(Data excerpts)
------------------------

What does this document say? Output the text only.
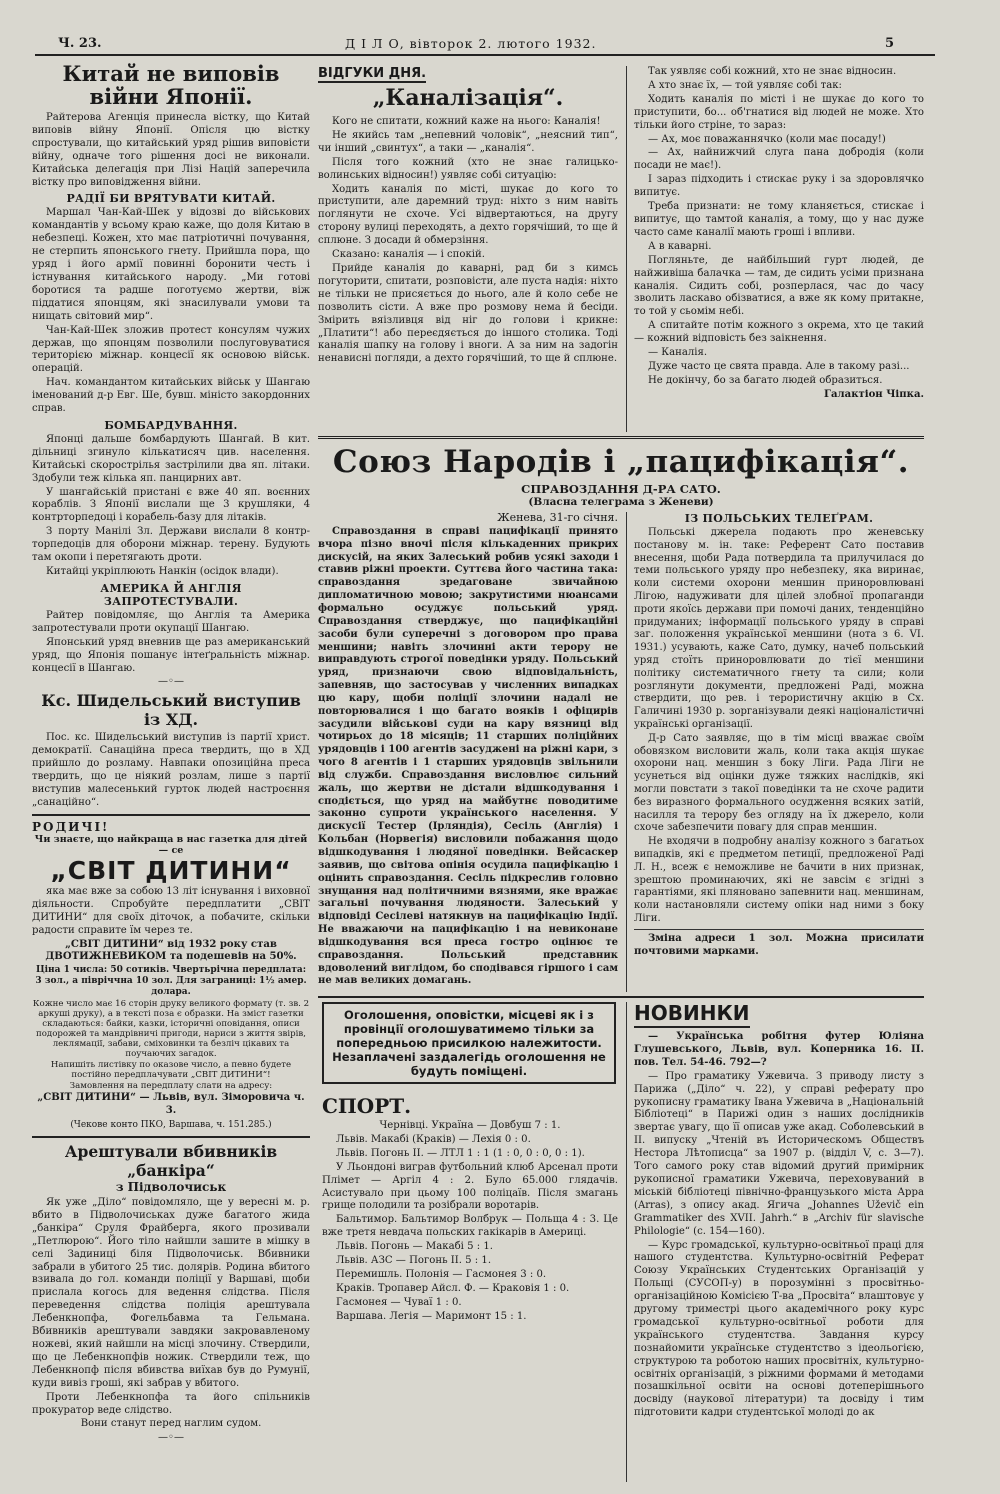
Ч. 23.	Д І Л О, вівторок 2. лютого 1932.	5
Китай не виповів війни Японії.

Райтерова Агенція принесла вістку, що Китай виповів війну Японії. Опісля цю вістку спростували, що китайський уряд рішив виповісти війну, одначе того рішення досі не виконали. Китайська делегація при Лізі Націй заперечила вістку про виповідження війни.

РАДІЇ БИ ВРЯТУВАТИ КИТАЙ.

Маршал Чан-Кай-Шек у відозві до військових командантів у всьому краю каже, що доля Китаю в небезпеці. Кожен, хто має патріотичні почування, не стерпить японського гнету. Прийшла пора, що уряд і його армії повинні боронити честь і істнування китайського народу. „Ми готові боротися та радше поготуємо жертви, віж піддатися японцям, які знасилували умови та нищать світовий мир“.

Чан-Кай-Шек зложив протест консулям чужих держав, що японцям позволили послуговуватися територією міжнар. концесії як основою військ. операцій.

Нач. командантом китайських військ у Шангаю іменований д-р Евг. Ше, бувш. міністо закордонних справ.

БОМБАРДУВАННЯ.

Японці дальше бомбардують Шангай. В кит. дільниці згинуло кількатисяч цив. населення. Китайські скорострілья застрілили два яп. літаки. Здобули теж кілька яп. панцирних авт.

У шангайській пристані є вже 40 яп. воєнних кораблів. З Японії вислали ще 3 крушляки, 4 контрторпедоці і корабель-базу для літаків.

З порту Манілі Зл. Держави вислали 8 контр-торпедоців для оборони міжнар. терену. Будують там окопи і перетягають дроти.

Китайці укріплюють Нанкін (осідок влади).

АМЕРИКА Й АНГЛІЯ ЗАПРОТЕСТУВАЛИ.

Райтер повідомляє, що Англія та Америка запротестували проти окупації Шангаю.

Японський уряд вневнив ще раз американський уряд, що Японія пошанує інтеґральність міжнар. концесії в Шангаю.

—◦—
Кс. Шидельський виступив із ХД.

Пос. кс. Шидельський виступив із партії христ. демократії. Санаційна преса твердить, що в ХД прийшло до розламу. Навпаки опозиційна преса твердить, що це ніякий розлам, лише з партії виступив малесенький гурток людей настроєння „санаційно“.

РОДИЧІ!
Чи знаєте, що найкраща в нас газетка для дітей — се
„СВІТ ДИТИНИ“

яка має вже за собою 13 літ існування і виховної діяльности. Спробуйте передплатити „СВІТ ДИТИНИ“ для своїх діточок, а побачите, скільки радости справите їм через те.

„СВІТ ДИТИНИ“ від 1932 року став ДВОТИЖНЕВИКОМ та подешевів на 50%.

Ціна 1 числа: 50 сотиків. Чвертьрічна передплата: 3 зол., а півріччна 10 зол. Для заграниці: 1½ амер. долара.

Кожне число має 16 сторін друку великого формату (т. зв. 2 аркуші друку), а в тексті поза є образки. На зміст газетки складаються: байки, казки, історичні оповідання, описи подорожей та мандрівничі пригоди, нариси з життя звірів, леклямації, забави, сміховинки та безліч цікавих та поучаючих загадок.

Напишіть листівку по оказове число, а певно будете постійно передплачувати „СВІТ ДИТИНИ“!

Замовлення на передплату слати на адресу:

„СВІТ ДИТИНИ“ — Львів, вул. Зіморовича ч. 3.

(Чекове конто ПКО, Варшава, ч. 151.285.)

Арештували вбивників „банкіра“
з Підволочиськ

Як уже „Діло“ повідомляло, ще у вересні м. р. вбито в Підволочиськах дуже багатого жида „банкіра“ Сруля Фрайберга, якого прозивали „Петлюрою“. Його тіло найшли зашите в мішку в селі Задиниці біля Підволочиськ. Вбивники забрали в убитого 25 тис. долярів. Родина вбитого взивала до гол. команди поліції у Варшаві, щоби прислала когось для ведення слідства. Після переведення слідства поліція арештувала Лебенкнопфа, Фогельбавма та Гельмана. Вбивників арештували завдяки закровавленому ножеві, який найшли на місці злочину. Ствердили, що це Лебенкнопфів ножик. Ствердили теж, що Лебенкнопф після вбивства виїхав був до Румунії, куди вивіз гроші, які забрав у вбитого.

Проти Лебенкнопфа та його спільників прокуратор веде слідство.

Вони станут перед наглим судом.

—◦—
ВІДГУКИ ДНЯ.
„Каналізація“.

Кого не спитати, кожний каже на нього: Каналія!

Не якийсь там „непевний чоловік“, „неясний тип“, чи інший „свинтух“, а таки — „каналія“.

Після того кожний (хто не знає галицько-волинських відносин!) уявляє собі ситуацію:

Ходить каналія по місті, шукає до кого то приступити, але даремний труд: ніхто з ним навіть поглянути не схоче. Усі відвертаються, на другу сторону вулиці переходять, а дехто горячіший, то ще й сплюне. З досади й обмерзіння.

Сказано: каналія — і спокій.

Прийде каналія до каварні, рад би з кимсь погуторити, спитати, розповісти, але пуста надія: ніхто не тільки не присяється до нього, але й коло себе не позволить сісти. А вже про розмову нема й бесіди. Змірить вяізливця від ніг до голови і крикне: „Платити“! або переєдяється до іншого столика. Тоді каналія шапку на голову і вноги. А за ним на задогін ненависні погляди, а дехто горячіший, то ще й сплюне.

Так уявляє собі кожний, хто не знає відносин.

А хто знає їх, — той уявляє собі так:

Ходить каналія по місті і не шукає до кого то приступити, бо... об'гнатися від людей не може. Хто тільки його стріне, то зараз:

— Ах, моє поважаннячко (коли має посаду!)

— Ах, найнижчий слуга пана добродія (коли посади не має!).

І зараз підходить і стискає руку і за здоровлячко випитує.

Треба признати: не тому кланяється, стискає і випитує, що тамтой каналія, а тому, що у нас дуже часто саме каналії мають гроші і впливи.

А в каварні.

Погляньте, де найбільший гурт людей, де найживіша балачка — там, де сидить усіми признана каналія. Сидить собі, розперлася, час до часу зволить ласкаво обізватися, а вже як кому притакне, то той у сьомім небі.

А спитайте потім кожного з окрема, хто це такий — кожний відповість без заікнення.

— Каналія.

Дуже часто це свята правда. Але в такому разі...

Не докінчу, бо за багато людей образиться.

Галактіон Чіпка.

Союз Народів і „пацифікація“.
СПРАВОЗДАННЯ Д-РА САТО.
(Власна телеграма з Женеви)

Женева, 31-го січня.

Справоздання в справі пацифікації принято вчора пізно вночі після кількаденних прикрих дискусій, на яких Залеський робив усякі заходи і ставив ріжні проекти. Суттєва його частина така: справоздання зредаговане звичайною дипломатичною мовою; закрутистими нюансами формально осуджує польський уряд. Справоздання стверджує, що пацифікаційні засоби були суперечні з договором про права меншини; навіть злочинні акти терору не виправдують строгої поведінки уряду. Польський уряд, признаючи свою відповідальність, запевняв, що застосував у численних випадках цю кару, щоби поліції злочини надалі не повторювалися і що багато вояків і офіцирів засудили військові суди на кару вязниці від чотирьох до 18 місяців; 11 старших поліційних урядовців і 100 агентів засуджені на ріжні кари, з чого 8 агентів і 1 старших урядовців звільнили від служби. Справоздання висловлює сильний жаль, що жертви не дістали відшкодування і сподіється, що уряд на майбутнє поводитиме законно супроти українського населення. У дискусії Тестер (Ірляндія), Сесіль (Англія) і Кольбан (Норвегія) висловили побажання щодо відшкодування і людяної поведінки. Вейсаскер заявив, що світова опінія осудила пацифікацію і оцінить справоздання. Сесіль підкреслив головно знущання над політичними вязнями, яке вражає загальні почування людяности. Залеський у відповіді Сесілеві натякнув на пацифікацію Індії. Не вважаючи на пацифікацію і на невиконане відшкодування вся преса гостро оцінює те справоздання. Польський представник вдоволений виглідом, бо сподівався гіршого і сам не мав великих домагань.

ІЗ ПОЛЬСЬКИХ ТЕЛЕҐРАМ.

Польські джерела подають про женевську постанову м. ін. таке: Референт Сато поставив внесення, щоби Рада потвердила та прилучилася до теми польського уряду про небезпеку, яка виринає, коли системи охорони меншин приноровлювані Лігою, надуживати для цілей злобної пропаганди проти якоїсь держави при помочі даних, тенденційно придуманих; інформації польського уряду в справі заг. положення української меншини (нота з 6. VI. 1931.) усувають, каже Сато, думку, начеб польський уряд стоїть приноровлювати до тієї меншини політику систематичного гнету та сили; коли розглянути документи, предложені Раді, можна ствердити, що рев. і терористичну акцію в Сх. Галичині 1930 р. зорганізували деякі націоналістичні українські організації.

Д-р Сато заявляє, що в тім місці вважає своїм обовязком висловити жаль, коли така акція шукає охорони нац. меншин з боку Ліги. Рада Ліги не усунеться від оцінки дуже тяжких наслідків, які могли повстати з такої поведінки та не схоче радити без виразного формального осудження всяких затій, насилля та терору без огляду на їх джерело, коли схоче забезпечити повагу для справ меншин.

Не входячи в подробну аналізу кожного з багатьох випадків, які є предметом петиції, предложеної Раді Л. Н., всеж є неможливе не бачити в них признак, зрештою проминаючих, які не завсім є згідні з гарантіями, які пляновано запевнити нац. меншинам, коли настановляли систему опіки над ними з боку Ліги.

Зміна адреси 1 зол. Можна присилати почтовими марками.

Оголошення, оповістки, місцеві як і з провінції оголошуватимемо тільки за попередньою присилкою належитости. Незаплачені заздалегідь оголошення не будуть поміщені.
СПОРТ.

Чернівці. Україна — Довбуш 7 : 1.

Львів. Макабі (Краків) — Лехія 0 : 0.

Львів. Погонь II. — ЛТЛ 1 : 1 (1 : 0, 0 : 0, 0 : 1).

У Льондоні виграв футбольний клюб Арсенал проти Плімет — Аргіл 4 : 2. Було 65.000 глядачів. Асистувало при цьому 100 поліцаїв. Після змагань грище полодили та розібрали воротарів.

Бальтимор. Бальтимор Волбрук — Польща 4 : 3. Це вже третя невдача польских гакікарів в Америці.

Львів. Погонь — Макабі 5 : 1.

Львів. АЗС — Погонь II. 5 : 1.

Перемишль. Полонія — Гасмонея 3 : 0.

Краків. Тропавер Айсл. Ф. — Краковія 1 : 0.

Гасмонея — Чуваї 1 : 0.

Варшава. Легія — Маримонт 15 : 1.

НОВИНКИ

— Українська робітня футер Юліяна Глушевського, Львів, вул. Коперника 16. II. пов. Тел. 54-46. 792—?

— Про граматику Ужевича. З приводу листу з Парижа („Діло“ ч. 22), у справі реферату про рукописну граматику Івана Ужевича в „Національній Бібліотеці“ в Парижі один з наших дослідників звертає увагу, що її описав уже акад. Соболевський в II. випуску „Чтеній въ Историческомъ Обществъ Нестора Лѣтописца“ за 1907 р. (відділ V, с. 3—7). Того самого року став відомий другий примірник рукописної граматики Ужевича, переховуваний в міській бібліотеці північно-французького міста Арра (Arras), з опису акад. Ягича „Johannes Uževič ein Grammatiker des XVII. Jahrh.“ в „Archiv für slavische Philologie“ (с. 154—160).

— Курс громадської, культурно-освітньої праці для нашого студентства. Культурно-освітній Реферат Союзу Українських Студентських Організацій у Польщі (СУСОП-у) в порозумінні з просвітньо-організаційною Комісією Т-ва „Просвіта“ влаштовує у другому триместрі цього академічного року курс громадської культурно-освітньої роботи для українського студентства. Завдання курсу познайомити українське студентство з ідеольогією, структурою та роботою наших просвітніх, культурно-освітніх організацій, з ріжними формами й методами позашкільної освіти на основі дотеперішнього досвіду (наукової літератури) та досвіду і тим підготовити кадри студентської молоді до ак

------------------------

§ **DIRECTION**:
Find every line with "банкіра" in the listing and state how many there are, nothing else.

§ **RESULT FOR THIS TASK**:
2